> **EXCERPTED PASSAGE**:
Allowing staff to telecommute or work from home is a way to establish the work-life harmony and consequently, improve productivity and employee retention. That’s why 87% of Singapore employers polled by specialist recruitment firm, Robert Half, have allowed staff to telecommute.
The Singapore percentage is higher than the global average of 79% in the survey of 1,777 human resources directors from 13 countries. Singapore accounted for 100 respondents.
Only Hong Kong (94%) and Switzerland (94%) have a higher percentage of employees allowed to work from home, while Italy (45%) and Chile (38%) have the lowest percentage of employees allowed to telecommute.
“There are many benefits to embracing the practice of working from home. Employers benefit from having more motivated employees who are better able to manage their personal commitments. Companies also save on infrastructure and associated office costs.”

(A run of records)
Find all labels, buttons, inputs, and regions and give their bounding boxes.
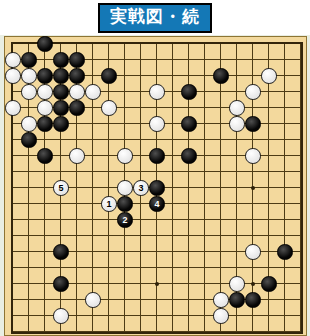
- stone-black-4-5: [53, 100, 69, 116]
- stone-black-4-2: [53, 52, 69, 68]
- star-point-10-16: [155, 282, 159, 286]
- stone-black-7-3: [101, 68, 117, 84]
- stone-white-3-5: [37, 100, 53, 116]
- star-point-16-16: [251, 282, 255, 286]
- stone-black-12-4: [181, 84, 197, 100]
- stone-white-15-16: [229, 276, 245, 292]
- stone-black-4-14: [53, 244, 69, 260]
- stone-black-8-11: [117, 196, 133, 212]
- stone-black-4-3: [53, 68, 69, 84]
- stone-black-3-1: [37, 36, 53, 52]
- stone-black-16-6: [245, 116, 261, 132]
- stone-white-5-8: [69, 148, 85, 164]
- stone-move-5: 5: [53, 180, 69, 196]
- stone-white-3-4: [37, 84, 53, 100]
- stone-white-10-6: [149, 116, 165, 132]
- stone-black-15-17: [229, 292, 245, 308]
- stone-black-4-16: [53, 276, 69, 292]
- stone-white-16-14: [245, 244, 261, 260]
- stone-white-14-17: [213, 292, 229, 308]
- stone-white-10-4: [149, 84, 165, 100]
- move-number-label: 5: [58, 184, 63, 193]
- stone-move-2: 2: [117, 212, 133, 228]
- stone-black-3-8: [37, 148, 53, 164]
- stone-white-15-5: [229, 100, 245, 116]
- stone-black-12-8: [181, 148, 197, 164]
- stone-black-17-16: [261, 276, 277, 292]
- stone-black-4-6: [53, 116, 69, 132]
- stone-black-16-17: [245, 292, 261, 308]
- stone-black-12-6: [181, 116, 197, 132]
- stone-move-4: 4: [149, 196, 165, 212]
- stone-move-1: 1: [101, 196, 117, 212]
- stone-black-3-6: [37, 116, 53, 132]
- stone-black-5-3: [69, 68, 85, 84]
- stone-white-1-3: [5, 68, 21, 84]
- stone-white-6-17: [85, 292, 101, 308]
- stone-black-18-14: [277, 244, 293, 260]
- go-board: 53142: [4, 36, 307, 336]
- move-number-label: 2: [122, 216, 127, 225]
- stone-white-5-4: [69, 84, 85, 100]
- stone-black-10-10: [149, 180, 165, 196]
- move-number-label: 1: [106, 200, 111, 209]
- stone-white-15-6: [229, 116, 245, 132]
- stone-move-3: 3: [133, 180, 149, 196]
- stone-black-3-3: [37, 68, 53, 84]
- move-number-label: 4: [154, 200, 159, 209]
- stone-white-1-2: [5, 52, 21, 68]
- stone-white-2-4: [21, 84, 37, 100]
- stone-black-14-3: [213, 68, 229, 84]
- stone-white-7-5: [101, 100, 117, 116]
- stone-white-2-3: [21, 68, 37, 84]
- move-number-label: 3: [138, 184, 143, 193]
- diagram-title: 実戦図・続: [110, 7, 200, 26]
- stone-white-1-5: [5, 100, 21, 116]
- stone-black-10-8: [149, 148, 165, 164]
- stone-black-5-5: [69, 100, 85, 116]
- stone-black-4-4: [53, 84, 69, 100]
- stone-white-17-3: [261, 68, 277, 84]
- star-point-16-10: [251, 186, 255, 190]
- stone-black-2-2: [21, 52, 37, 68]
- diagram-title-banner: 実戦図・続: [98, 3, 212, 33]
- stone-black-2-7: [21, 132, 37, 148]
- stone-white-2-6: [21, 116, 37, 132]
- stone-white-16-8: [245, 148, 261, 164]
- stone-black-5-2: [69, 52, 85, 68]
- stone-white-6-4: [85, 84, 101, 100]
- stones-layer: 53142: [5, 36, 309, 336]
- stone-white-8-10: [117, 180, 133, 196]
- stone-white-4-18: [53, 308, 69, 324]
- go-diagram-page: 実戦図・続 53142: [0, 0, 310, 336]
- stone-white-14-18: [213, 308, 229, 324]
- stone-white-16-4: [245, 84, 261, 100]
- stone-white-8-8: [117, 148, 133, 164]
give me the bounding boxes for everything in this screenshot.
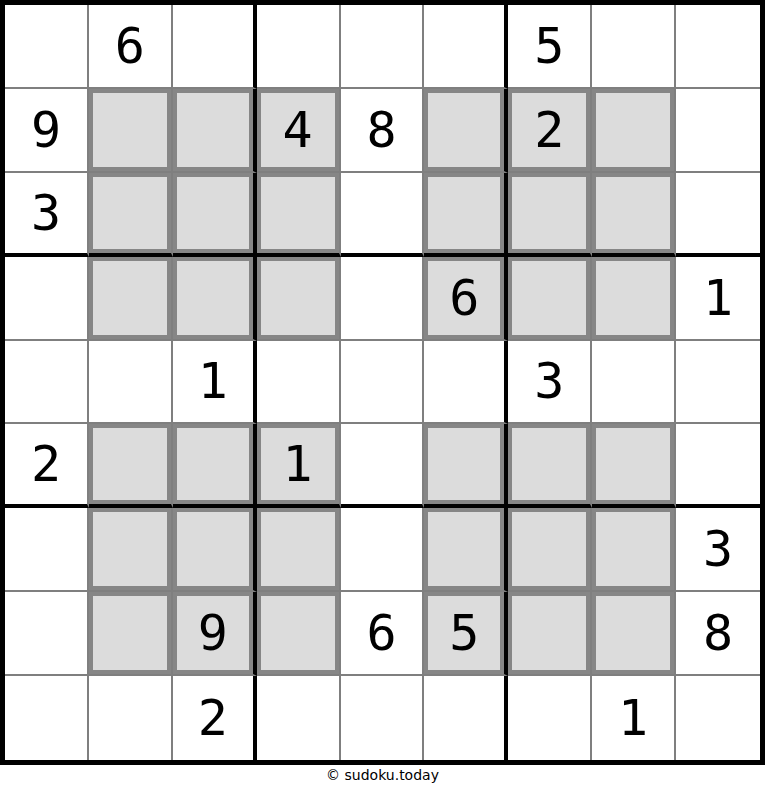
cell-r4c6[interactable]: 6 — [424, 257, 508, 341]
cell-r9c7[interactable] — [508, 676, 592, 760]
cell-r7c4[interactable] — [257, 508, 341, 592]
cell-r3c9[interactable] — [676, 173, 760, 257]
cell-r8c1[interactable] — [5, 592, 89, 676]
cell-r4c2[interactable] — [89, 257, 173, 341]
cell-r8c8[interactable] — [592, 592, 676, 676]
cell-r2c7[interactable]: 2 — [508, 89, 592, 173]
cell-r9c4[interactable] — [257, 676, 341, 760]
cell-r7c3[interactable] — [173, 508, 257, 592]
cell-r9c2[interactable] — [89, 676, 173, 760]
sudoku-board: 65948236113213965821 — [0, 0, 765, 765]
cell-r4c4[interactable] — [257, 257, 341, 341]
cell-r2c4[interactable]: 4 — [257, 89, 341, 173]
cell-r4c1[interactable] — [5, 257, 89, 341]
cell-r6c1[interactable]: 2 — [5, 424, 89, 508]
cell-r1c4[interactable] — [257, 5, 341, 89]
cell-r6c3[interactable] — [173, 424, 257, 508]
cell-r1c2[interactable]: 6 — [89, 5, 173, 89]
cell-r6c8[interactable] — [592, 424, 676, 508]
cell-r3c3[interactable] — [173, 173, 257, 257]
cell-r8c3[interactable]: 9 — [173, 592, 257, 676]
cell-r8c2[interactable] — [89, 592, 173, 676]
cell-r9c6[interactable] — [424, 676, 508, 760]
cell-r8c9[interactable]: 8 — [676, 592, 760, 676]
cell-r5c7[interactable]: 3 — [508, 341, 592, 425]
cell-r7c1[interactable] — [5, 508, 89, 592]
cell-r6c7[interactable] — [508, 424, 592, 508]
cell-r9c9[interactable] — [676, 676, 760, 760]
cell-r7c6[interactable] — [424, 508, 508, 592]
cell-r3c8[interactable] — [592, 173, 676, 257]
cell-r3c4[interactable] — [257, 173, 341, 257]
cell-r7c5[interactable] — [341, 508, 425, 592]
cell-r2c1[interactable]: 9 — [5, 89, 89, 173]
cell-r3c2[interactable] — [89, 173, 173, 257]
cell-r1c5[interactable] — [341, 5, 425, 89]
cell-r1c1[interactable] — [5, 5, 89, 89]
cell-r5c3[interactable]: 1 — [173, 341, 257, 425]
cell-r3c7[interactable] — [508, 173, 592, 257]
cell-r8c5[interactable]: 6 — [341, 592, 425, 676]
cell-r3c1[interactable]: 3 — [5, 173, 89, 257]
cell-r5c4[interactable] — [257, 341, 341, 425]
cell-r6c2[interactable] — [89, 424, 173, 508]
cell-r1c8[interactable] — [592, 5, 676, 89]
cell-r5c2[interactable] — [89, 341, 173, 425]
cell-r1c3[interactable] — [173, 5, 257, 89]
cell-r6c9[interactable] — [676, 424, 760, 508]
cell-r4c7[interactable] — [508, 257, 592, 341]
cell-r2c5[interactable]: 8 — [341, 89, 425, 173]
cell-r7c8[interactable] — [592, 508, 676, 592]
cell-r5c9[interactable] — [676, 341, 760, 425]
cell-r4c5[interactable] — [341, 257, 425, 341]
cell-r5c6[interactable] — [424, 341, 508, 425]
cell-r8c6[interactable]: 5 — [424, 592, 508, 676]
cell-r9c3[interactable]: 2 — [173, 676, 257, 760]
cell-r7c2[interactable] — [89, 508, 173, 592]
cell-r9c1[interactable] — [5, 676, 89, 760]
cell-r7c7[interactable] — [508, 508, 592, 592]
cell-r4c8[interactable] — [592, 257, 676, 341]
site-credit: © sudoku.today — [326, 767, 439, 783]
footer: © sudoku.today — [0, 765, 765, 785]
cell-r2c3[interactable] — [173, 89, 257, 173]
cell-r2c9[interactable] — [676, 89, 760, 173]
cell-r4c9[interactable]: 1 — [676, 257, 760, 341]
cell-r2c6[interactable] — [424, 89, 508, 173]
cell-r5c8[interactable] — [592, 341, 676, 425]
cell-r8c4[interactable] — [257, 592, 341, 676]
page: 65948236113213965821 © sudoku.today — [0, 0, 765, 785]
cell-r3c5[interactable] — [341, 173, 425, 257]
cell-r2c8[interactable] — [592, 89, 676, 173]
cell-r5c5[interactable] — [341, 341, 425, 425]
cell-r7c9[interactable]: 3 — [676, 508, 760, 592]
cell-r1c7[interactable]: 5 — [508, 5, 592, 89]
cell-r6c4[interactable]: 1 — [257, 424, 341, 508]
cell-r3c6[interactable] — [424, 173, 508, 257]
cell-r4c3[interactable] — [173, 257, 257, 341]
cell-r9c5[interactable] — [341, 676, 425, 760]
cell-r8c7[interactable] — [508, 592, 592, 676]
cell-r2c2[interactable] — [89, 89, 173, 173]
cell-r9c8[interactable]: 1 — [592, 676, 676, 760]
cell-r5c1[interactable] — [5, 341, 89, 425]
cell-r1c9[interactable] — [676, 5, 760, 89]
cell-r1c6[interactable] — [424, 5, 508, 89]
cell-r6c5[interactable] — [341, 424, 425, 508]
cell-r6c6[interactable] — [424, 424, 508, 508]
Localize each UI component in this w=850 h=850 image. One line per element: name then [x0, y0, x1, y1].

> **WORK TO COMPLETE**:
[1] In one to three sentences, state why the telecommuting article says 87% of Singapore employers have let staff work from home.
[2] Turn the paragraph of the telecommuting article beginning "Only Hong Kong" into a short list that keeps its figures.
The items stand apart from the telecommuting article as separate material.

> **ANSWERS TO THE EXERCISES**:
[1] Letting staff telecommute or work from home helps establish work-life harmony, which in turn improves productivity and employee retention. The article gives this as the reason 87% of Singapore employers polled by Robert Half have allowed it.

[2]
- Highest share of employees allowed to work from home (above Singapore): Hong Kong (94%) and Switzerland (94%)
- Lowest share allowed to telecommute: Italy (45%) and Chile (38%)